WORK TO BE COMPLETED: Type out the data exactly as given. Skip any image.

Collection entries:
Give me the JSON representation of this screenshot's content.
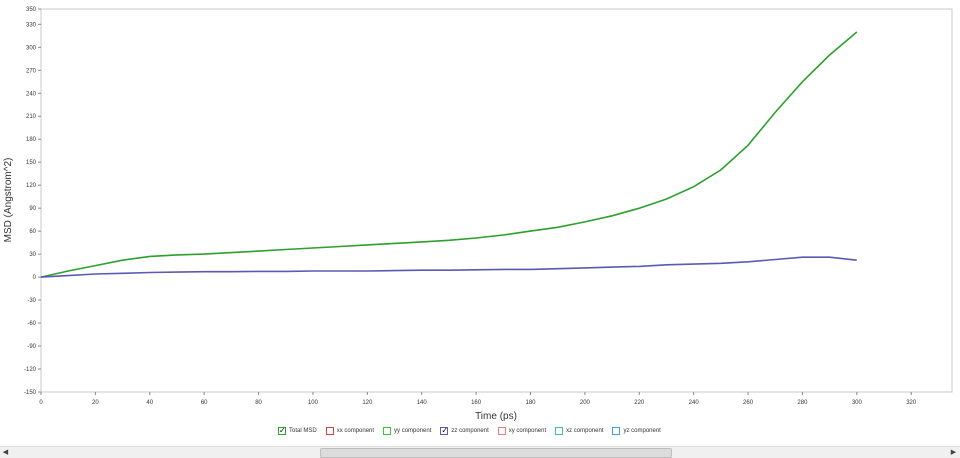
{
  "chart_data": {
    "type": "line",
    "title": "",
    "xlabel": "Time (ps)",
    "ylabel": "MSD (Angstrom^2)",
    "xlim": [
      0,
      335
    ],
    "ylim": [
      -150,
      350
    ],
    "xticks": [
      0,
      20,
      40,
      60,
      80,
      100,
      120,
      140,
      160,
      180,
      200,
      220,
      240,
      260,
      280,
      300,
      320
    ],
    "yticks": [
      -150,
      -120,
      -90,
      -60,
      -30,
      0,
      30,
      60,
      90,
      120,
      150,
      180,
      210,
      240,
      270,
      300,
      330,
      350
    ],
    "grid": true,
    "legend_position": "bottom",
    "series": [
      {
        "name": "Total MSD",
        "color": "#2ca02c",
        "x": [
          0,
          10,
          20,
          30,
          40,
          50,
          60,
          70,
          80,
          90,
          100,
          110,
          120,
          130,
          140,
          150,
          160,
          170,
          180,
          190,
          200,
          210,
          220,
          230,
          240,
          250,
          260,
          270,
          280,
          290,
          300
        ],
        "y": [
          0,
          8,
          15,
          22,
          27,
          29,
          30,
          32,
          34,
          36,
          38,
          40,
          42,
          44,
          46,
          48,
          51,
          55,
          60,
          65,
          72,
          80,
          90,
          102,
          118,
          140,
          172,
          215,
          255,
          290,
          320
        ]
      },
      {
        "name": "zz component",
        "color": "#5a5ab4",
        "x": [
          0,
          10,
          20,
          30,
          40,
          50,
          60,
          70,
          80,
          90,
          100,
          110,
          120,
          130,
          140,
          150,
          160,
          170,
          180,
          190,
          200,
          210,
          220,
          230,
          240,
          250,
          260,
          270,
          280,
          290,
          300
        ],
        "y": [
          0,
          2,
          4,
          5,
          6,
          6.5,
          7,
          7,
          7.5,
          7.5,
          8,
          8,
          8,
          8.5,
          9,
          9,
          9.5,
          10,
          10,
          11,
          12,
          13,
          14,
          16,
          17,
          18,
          20,
          23,
          26,
          26,
          22
        ]
      }
    ]
  },
  "legend": [
    {
      "label": "Total MSD",
      "checked": true,
      "color": "#2ca02c"
    },
    {
      "label": "xx component",
      "checked": false,
      "color": "#d04040"
    },
    {
      "label": "yy component",
      "checked": false,
      "color": "#40c040"
    },
    {
      "label": "zz component",
      "checked": true,
      "color": "#5a5ab4"
    },
    {
      "label": "xy component",
      "checked": false,
      "color": "#e08080"
    },
    {
      "label": "xz component",
      "checked": false,
      "color": "#40c0a0"
    },
    {
      "label": "yz component",
      "checked": false,
      "color": "#40a0d0"
    }
  ],
  "scrollbar": {
    "left_icon": "◀",
    "right_icon": "▶"
  }
}
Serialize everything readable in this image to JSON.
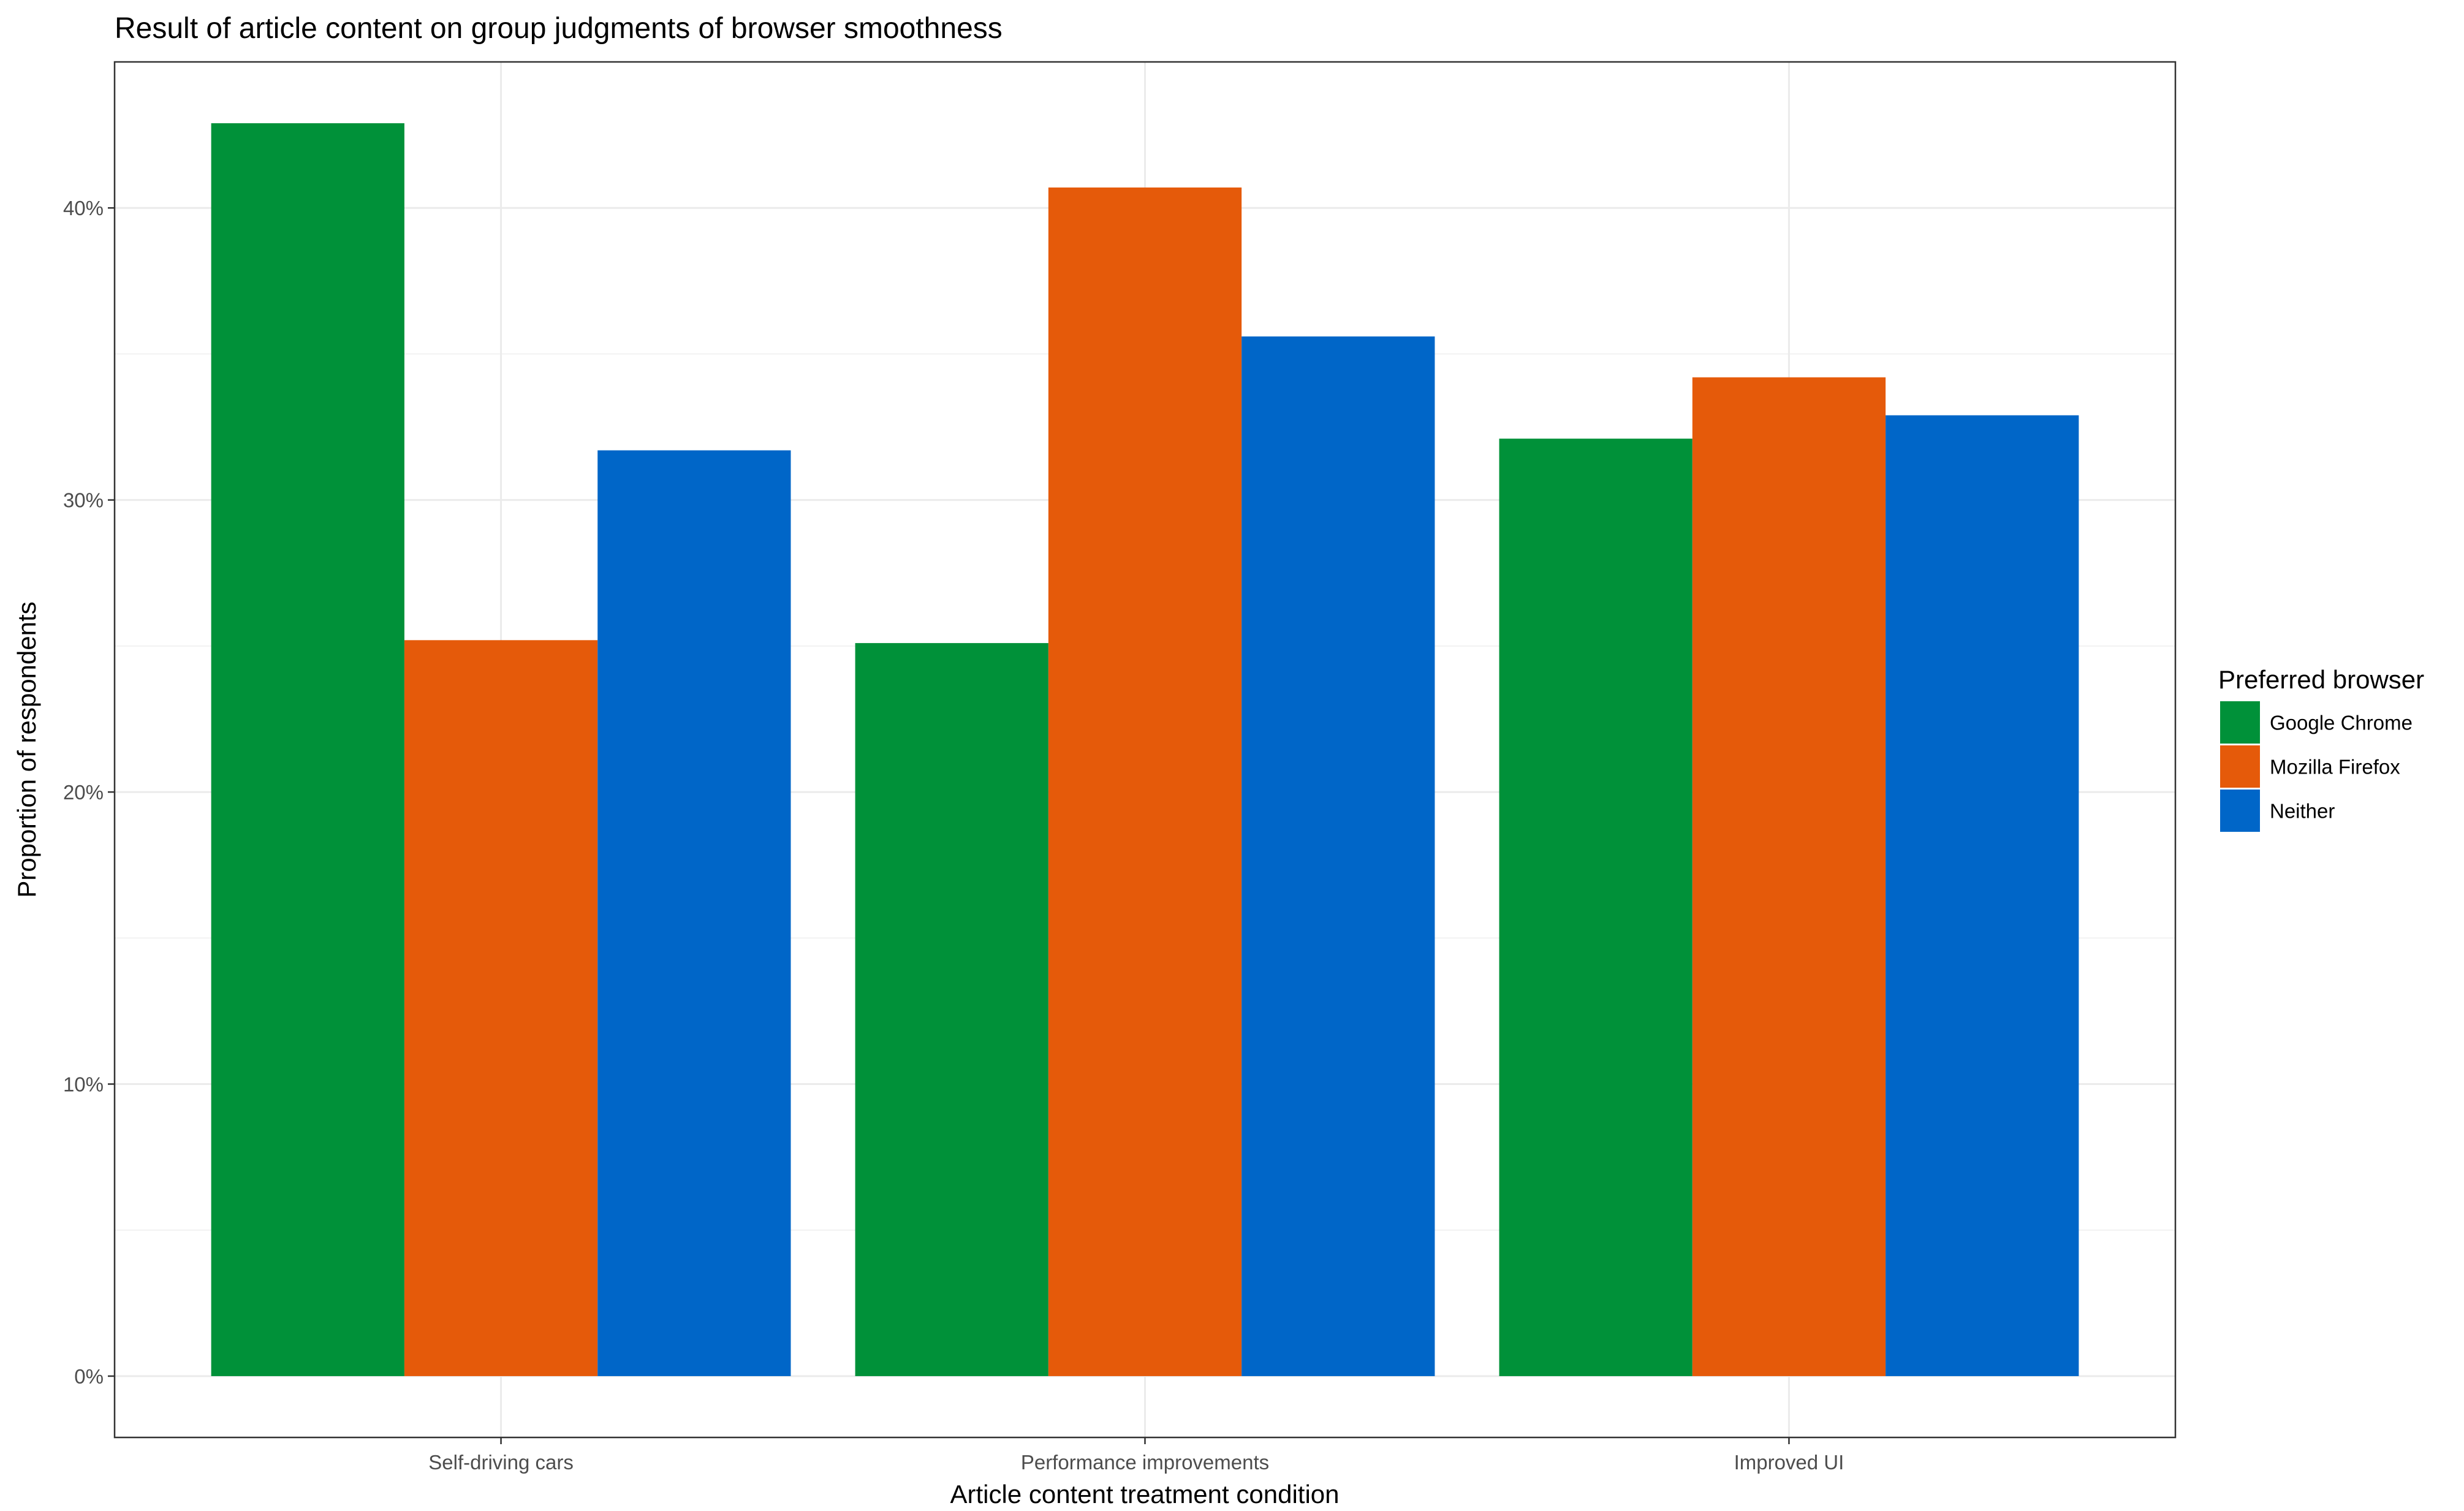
{
  "chart_data": {
    "type": "bar",
    "title": "Result of article content on group judgments of browser smoothness",
    "xlabel": "Article content treatment condition",
    "ylabel": "Proportion of respondents",
    "categories": [
      "Self-driving cars",
      "Performance improvements",
      "Improved UI"
    ],
    "series": [
      {
        "name": "Google Chrome",
        "color": "#009139",
        "values": [
          0.429,
          0.251,
          0.321
        ]
      },
      {
        "name": "Mozilla Firefox",
        "color": "#e55a0a",
        "values": [
          0.252,
          0.407,
          0.342
        ]
      },
      {
        "name": "Neither",
        "color": "#0066c8",
        "values": [
          0.317,
          0.356,
          0.329
        ]
      }
    ],
    "ylim": [
      -0.021,
      0.45
    ],
    "yticks": [
      0,
      0.1,
      0.2,
      0.3,
      0.4
    ],
    "ytick_labels": [
      "0%",
      "10%",
      "20%",
      "30%",
      "40%"
    ],
    "legend": {
      "title": "Preferred browser",
      "placement": "right"
    },
    "grid": true
  }
}
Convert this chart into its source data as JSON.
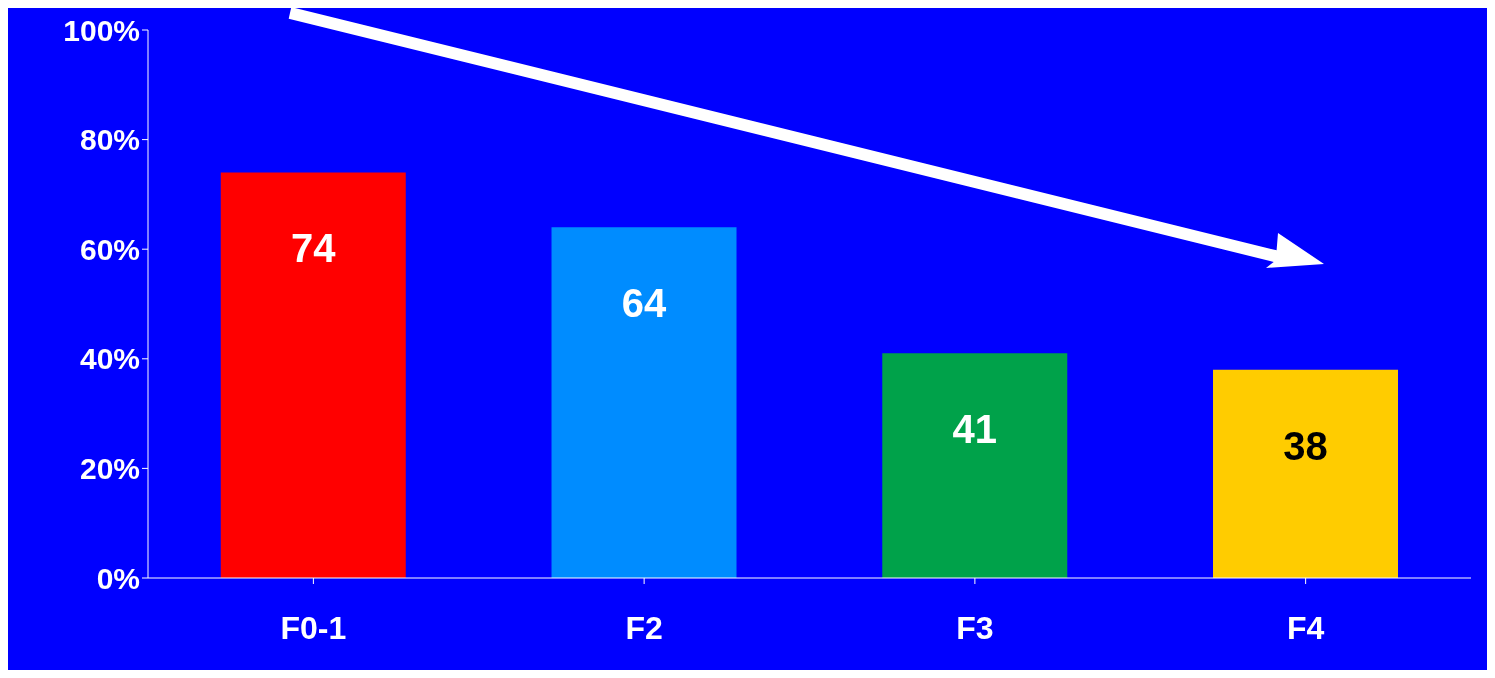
{
  "chart_data": {
    "type": "bar",
    "categories": [
      "F0-1",
      "F2",
      "F3",
      "F4"
    ],
    "values": [
      74,
      64,
      41,
      38
    ],
    "colors": [
      "#ff0000",
      "#008cff",
      "#00a24a",
      "#ffcc00"
    ],
    "ylim": [
      0,
      100
    ],
    "yticks": [
      {
        "value": 0,
        "label": "0%"
      },
      {
        "value": 20,
        "label": "20%"
      },
      {
        "value": 40,
        "label": "40%"
      },
      {
        "value": 60,
        "label": "60%"
      },
      {
        "value": 80,
        "label": "80%"
      },
      {
        "value": 100,
        "label": "100%"
      }
    ],
    "data_labels": true,
    "grid": false,
    "legend": false
  }
}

CORRECT ANSWER:
Give me the JSON representation of this screenshot's content.
{
  "chart_data": {
    "type": "line",
    "title": "",
    "xlabel": "Time (ps)",
    "ylabel": "MSD (Angstrom^2)",
    "xlim": [
      0,
      335
    ],
    "ylim": [
      -150,
      350
    ],
    "xticks": [
      0,
      20,
      40,
      60,
      80,
      100,
      120,
      140,
      160,
      180,
      200,
      220,
      240,
      260,
      280,
      300,
      320
    ],
    "yticks": [
      -150,
      -120,
      -90,
      -60,
      -30,
      0,
      30,
      60,
      90,
      120,
      150,
      180,
      210,
      240,
      270,
      300,
      330,
      350
    ],
    "grid": true,
    "legend_position": "bottom",
    "series": [
      {
        "name": "Total MSD",
        "color": "#2ca02c",
        "x": [
          0,
          10,
          20,
          30,
          40,
          50,
          60,
          70,
          80,
          90,
          100,
          110,
          120,
          130,
          140,
          150,
          160,
          170,
          180,
          190,
          200,
          210,
          220,
          230,
          240,
          250,
          260,
          270,
          280,
          290,
          300
        ],
        "y": [
          0,
          8,
          15,
          22,
          27,
          29,
          30,
          32,
          34,
          36,
          38,
          40,
          42,
          44,
          46,
          48,
          51,
          55,
          60,
          65,
          72,
          80,
          90,
          102,
          118,
          140,
          172,
          215,
          255,
          290,
          320
        ]
      },
      {
        "name": "zz component",
        "color": "#5a5ab4",
        "x": [
          0,
          10,
          20,
          30,
          40,
          50,
          60,
          70,
          80,
          90,
          100,
          110,
          120,
          130,
          140,
          150,
          160,
          170,
          180,
          190,
          200,
          210,
          220,
          230,
          240,
          250,
          260,
          270,
          280,
          290,
          300
        ],
        "y": [
          0,
          2,
          4,
          5,
          6,
          6.5,
          7,
          7,
          7.5,
          7.5,
          8,
          8,
          8,
          8.5,
          9,
          9,
          9.5,
          10,
          10,
          11,
          12,
          13,
          14,
          16,
          17,
          18,
          20,
          23,
          26,
          26,
          22
        ]
      }
    ]
  },
  "legend": [
    {
      "label": "Total MSD",
      "checked": true,
      "color": "#2ca02c"
    },
    {
      "label": "xx component",
      "checked": false,
      "color": "#d04040"
    },
    {
      "label": "yy component",
      "checked": false,
      "color": "#40c040"
    },
    {
      "label": "zz component",
      "checked": true,
      "color": "#5a5ab4"
    },
    {
      "label": "xy component",
      "checked": false,
      "color": "#e08080"
    },
    {
      "label": "xz component",
      "checked": false,
      "color": "#40c0a0"
    },
    {
      "label": "yz component",
      "checked": false,
      "color": "#40a0d0"
    }
  ],
  "scrollbar": {
    "left_icon": "◀",
    "right_icon": "▶"
  }
}
Serialize everything readable in this image to JSON.
{
  "chart_data": {
    "type": "bar",
    "title": "Result of article content on group judgments of browser smoothness",
    "xlabel": "Article content treatment condition",
    "ylabel": "Proportion of respondents",
    "categories": [
      "Self-driving cars",
      "Performance improvements",
      "Improved UI"
    ],
    "series": [
      {
        "name": "Google Chrome",
        "color": "#009139",
        "values": [
          0.429,
          0.251,
          0.321
        ]
      },
      {
        "name": "Mozilla Firefox",
        "color": "#e55a0a",
        "values": [
          0.252,
          0.407,
          0.342
        ]
      },
      {
        "name": "Neither",
        "color": "#0066c8",
        "values": [
          0.317,
          0.356,
          0.329
        ]
      }
    ],
    "ylim": [
      -0.021,
      0.45
    ],
    "yticks": [
      0,
      0.1,
      0.2,
      0.3,
      0.4
    ],
    "ytick_labels": [
      "0%",
      "10%",
      "20%",
      "30%",
      "40%"
    ],
    "legend": {
      "title": "Preferred browser",
      "placement": "right"
    },
    "grid": true
  }
}
Convert this chart into its source data as JSON.
{
  "chart_data": {
    "type": "bar",
    "categories": [
      "F0-1",
      "F2",
      "F3",
      "F4"
    ],
    "values": [
      74,
      64,
      41,
      38
    ],
    "colors": [
      "#ff0000",
      "#008cff",
      "#00a24a",
      "#ffcc00"
    ],
    "ylim": [
      0,
      100
    ],
    "yticks": [
      {
        "value": 0,
        "label": "0%"
      },
      {
        "value": 20,
        "label": "20%"
      },
      {
        "value": 40,
        "label": "40%"
      },
      {
        "value": 60,
        "label": "60%"
      },
      {
        "value": 80,
        "label": "80%"
      },
      {
        "value": 100,
        "label": "100%"
      }
    ],
    "data_labels": true,
    "grid": false,
    "legend": false
  }
}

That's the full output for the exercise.